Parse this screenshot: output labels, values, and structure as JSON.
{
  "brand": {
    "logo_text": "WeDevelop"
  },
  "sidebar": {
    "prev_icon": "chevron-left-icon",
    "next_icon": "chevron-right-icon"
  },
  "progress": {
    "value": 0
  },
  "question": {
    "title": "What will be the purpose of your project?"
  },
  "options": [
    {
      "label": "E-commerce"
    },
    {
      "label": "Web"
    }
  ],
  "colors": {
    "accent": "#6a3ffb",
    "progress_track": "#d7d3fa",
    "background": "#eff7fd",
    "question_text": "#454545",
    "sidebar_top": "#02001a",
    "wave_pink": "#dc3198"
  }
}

▶ **Request**
Exactly as shown, repeat every record.

▶ **Exercise result**
Parse this screenshot: output labels, values, and structure as JSON.
{
  "brand": {
    "logo_text": "WeDevelop"
  },
  "sidebar": {
    "prev_icon": "chevron-left-icon",
    "next_icon": "chevron-right-icon"
  },
  "progress": {
    "value": 0
  },
  "question": {
    "title": "What will be the purpose of your project?"
  },
  "options": [
    {
      "label": "E-commerce"
    },
    {
      "label": "Web"
    }
  ],
  "colors": {
    "accent": "#6a3ffb",
    "progress_track": "#d7d3fa",
    "background": "#eff7fd",
    "question_text": "#454545",
    "sidebar_top": "#02001a",
    "wave_pink": "#dc3198"
  }
}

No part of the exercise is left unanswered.